Short problem: Which lines have the string "rate"? Copy all of them from the entries below.

──────── Available records

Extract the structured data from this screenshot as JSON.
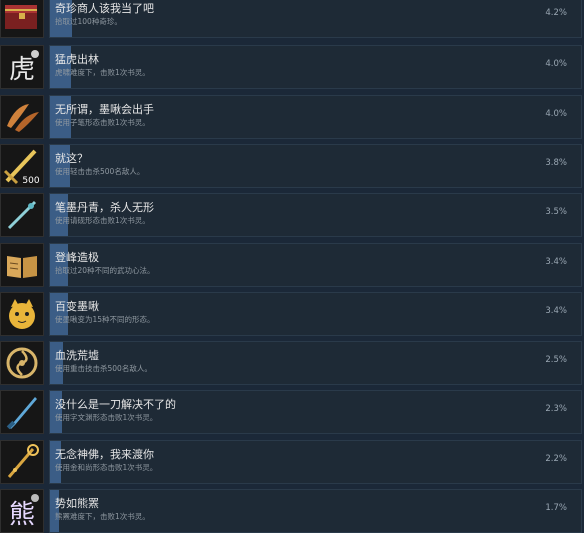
{
  "achievements": [
    {
      "title": "奇珍商人该我当了吧",
      "desc": "拾取过100种奇珍。",
      "percent": "4.2%",
      "rate": 4.2,
      "icon": "treasure-chest-icon"
    },
    {
      "title": "猛虎出林",
      "desc": "虎啸难度下，击败1次书灵。",
      "percent": "4.0%",
      "rate": 4.0,
      "icon": "tiger-calligraphy-icon"
    },
    {
      "title": "无所谓，墨啾会出手",
      "desc": "使用子笔形态击败1次书灵。",
      "percent": "4.0%",
      "rate": 4.0,
      "icon": "feather-blades-icon"
    },
    {
      "title": "就这？",
      "desc": "使用轻击击杀500名敌人。",
      "percent": "3.8%",
      "rate": 3.8,
      "icon": "sword-500-icon"
    },
    {
      "title": "笔墨丹青，杀人无形",
      "desc": "使用请砚形态击败1次书灵。",
      "percent": "3.5%",
      "rate": 3.5,
      "icon": "brush-sword-icon"
    },
    {
      "title": "登峰造极",
      "desc": "拾取过20种不同的武功心法。",
      "percent": "3.4%",
      "rate": 3.4,
      "icon": "open-book-icon"
    },
    {
      "title": "百变墨啾",
      "desc": "使墨啾变为15种不同的形态。",
      "percent": "3.4%",
      "rate": 3.4,
      "icon": "bird-mascot-icon"
    },
    {
      "title": "血洗荒墟",
      "desc": "使用重击技击杀500名敌人。",
      "percent": "2.5%",
      "rate": 2.5,
      "icon": "swirl-emblem-icon"
    },
    {
      "title": "没什么是一刀解决不了的",
      "desc": "使用字文渊形态击败1次书灵。",
      "percent": "2.3%",
      "rate": 2.3,
      "icon": "broadsword-icon"
    },
    {
      "title": "无念神佛，我来渡你",
      "desc": "使用金和尚形态击败1次书灵。",
      "percent": "2.2%",
      "rate": 2.2,
      "icon": "golden-staff-icon"
    },
    {
      "title": "势如熊罴",
      "desc": "熊罴难度下，击败1次书灵。",
      "percent": "1.7%",
      "rate": 1.7,
      "icon": "bear-calligraphy-icon"
    }
  ]
}
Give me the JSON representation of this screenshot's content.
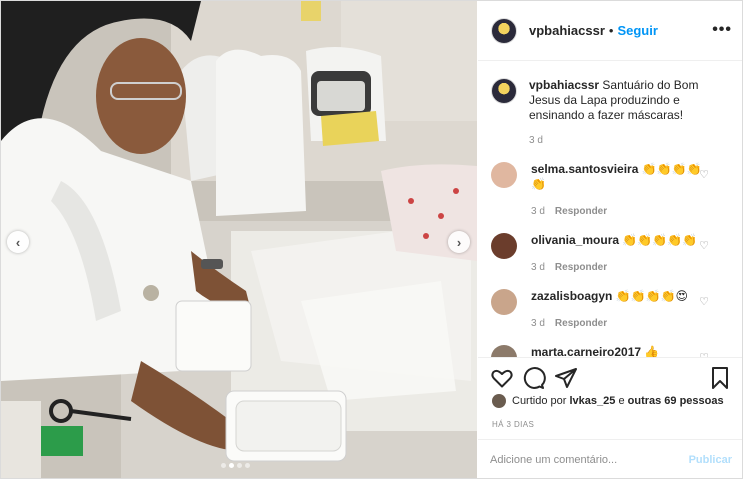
{
  "header": {
    "username": "vpbahiacssr",
    "separator": "•",
    "follow_label": "Seguir",
    "more_label": "•••"
  },
  "caption": {
    "username": "vpbahiacssr",
    "text": "Santuário do Bom Jesus da Lapa produzindo e ensinando a fazer máscaras!",
    "time": "3 d"
  },
  "comments": [
    {
      "username": "selma.santosvieira",
      "text": "👏👏👏👏👏",
      "time": "3 d",
      "reply_label": "Responder"
    },
    {
      "username": "olivania_moura",
      "text": "👏👏👏👏👏",
      "time": "3 d",
      "reply_label": "Responder"
    },
    {
      "username": "zazalisboagyn",
      "text": "👏👏👏👏😍",
      "time": "3 d",
      "reply_label": "Responder"
    },
    {
      "username": "marta.carneiro2017",
      "text": "👍",
      "time": "",
      "reply_label": ""
    }
  ],
  "likes": {
    "prefix": "Curtido por",
    "user": "lvkas_25",
    "middle": "e",
    "others": "outras 69 pessoas"
  },
  "post_time": "HÁ 3 DIAS",
  "add_comment": {
    "placeholder": "Adicione um comentário...",
    "publish_label": "Publicar"
  },
  "carousel": {
    "prev_label": "‹",
    "next_label": "›",
    "dot_count": 4,
    "active_index": 1
  },
  "heart_glyph": "♡"
}
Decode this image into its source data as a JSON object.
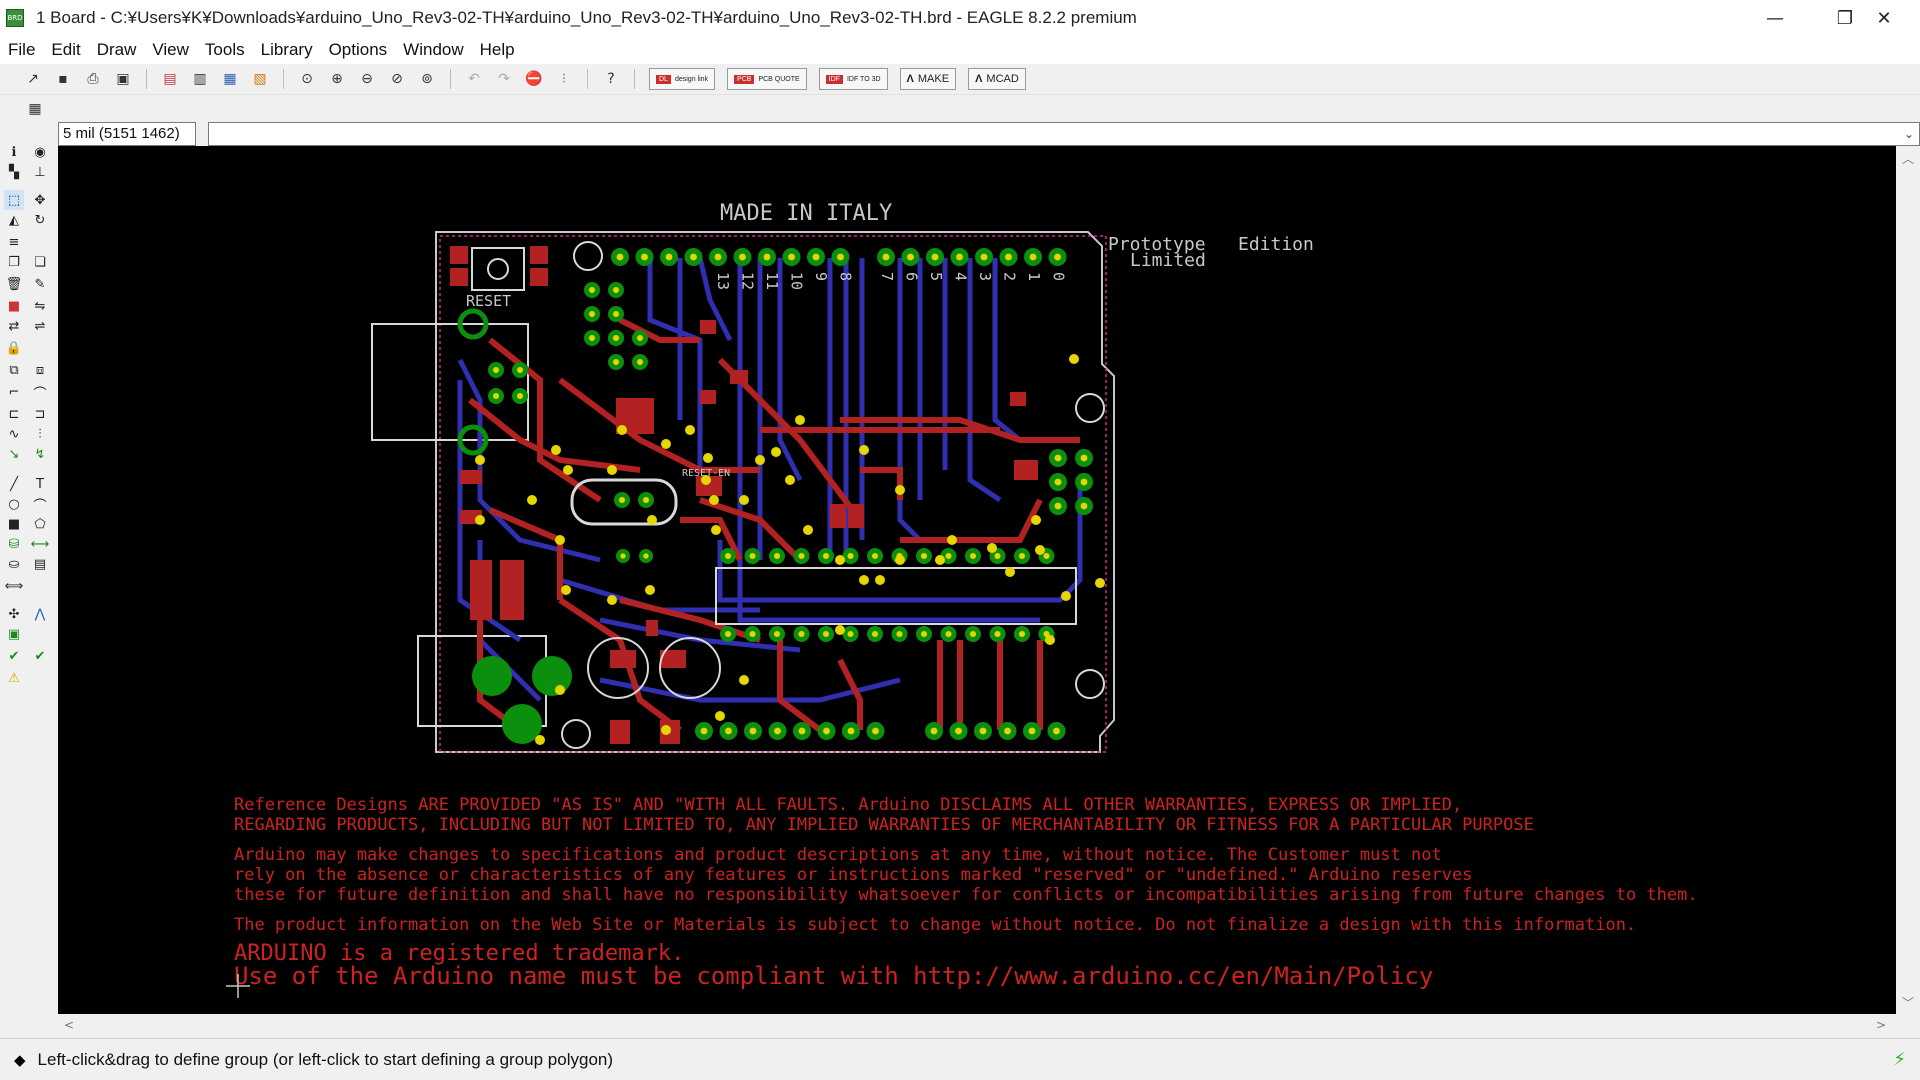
{
  "window": {
    "title": "1 Board - C:¥Users¥K¥Downloads¥arduino_Uno_Rev3-02-TH¥arduino_Uno_Rev3-02-TH¥arduino_Uno_Rev3-02-TH.brd - EAGLE 8.2.2 premium",
    "app_icon": "BRD",
    "minimize": "—",
    "restore": "❐",
    "close": "✕"
  },
  "menu": [
    "File",
    "Edit",
    "Draw",
    "View",
    "Tools",
    "Library",
    "Options",
    "Window",
    "Help"
  ],
  "toolbar": {
    "design_link": "design link",
    "pcb_quote": "PCB QUOTE",
    "idf": "IDF TO 3D",
    "make": "MAKE",
    "mcad": "MCAD"
  },
  "command": {
    "coord": "5 mil (5151 1462)",
    "input": ""
  },
  "board": {
    "made_label": "MADE IN ITALY",
    "prototype_label": "Prototype",
    "limited_label": "Limited",
    "edition_label": "Edition",
    "reset_label": "RESET",
    "reset_en_label": "RESET-EN",
    "pin_numbers_left": [
      "13",
      "12",
      "11",
      "10",
      "9",
      "8"
    ],
    "pin_numbers_right": [
      "7",
      "6",
      "5",
      "4",
      "3",
      "2",
      "1",
      "0"
    ]
  },
  "disclaimer": {
    "line1": "Reference Designs ARE PROVIDED \"AS IS\" AND \"WITH ALL FAULTS. Arduino DISCLAIMS ALL OTHER WARRANTIES, EXPRESS OR IMPLIED,",
    "line2": "REGARDING PRODUCTS, INCLUDING BUT NOT LIMITED TO, ANY IMPLIED WARRANTIES OF MERCHANTABILITY OR FITNESS FOR A PARTICULAR PURPOSE",
    "line3": "Arduino may make changes to specifications and product descriptions at any time, without notice. The Customer must not",
    "line4": "rely on the absence or characteristics of any features or instructions marked \"reserved\" or \"undefined.\" Arduino reserves",
    "line5": "these for future definition and shall have no responsibility whatsoever for conflicts or incompatibilities arising from future changes to them.",
    "line6": "The product information on the Web Site or Materials is subject to change without notice. Do not finalize a design with this information.",
    "line7": "ARDUINO is a registered trademark.",
    "line8": "Use of the Arduino name must be compliant with http://www.arduino.cc/en/Main/Policy"
  },
  "status": {
    "icon": "diamond-icon",
    "text": "Left-click&drag to define group (or left-click to start defining a group polygon)"
  },
  "colors": {
    "canvas": "#000000",
    "top_copper": "#b22222",
    "bottom_copper": "#2f2fb0",
    "pad": "#0c8f0c",
    "via": "#e6d600",
    "silk": "#d8d8d8",
    "dimension": "#c8c8c8",
    "disclaimer_text": "#cc2222"
  }
}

────────────────

Exercise output:
      "rate": 4.2,
      "rate": 4.0,
      "rate": 4.0,
      "rate": 3.8,
      "rate": 3.5,
      "rate": 3.4,
      "rate": 3.4,
      "rate": 2.5,
      "rate": 2.3,
      "rate": 2.2,
      "rate": 1.7,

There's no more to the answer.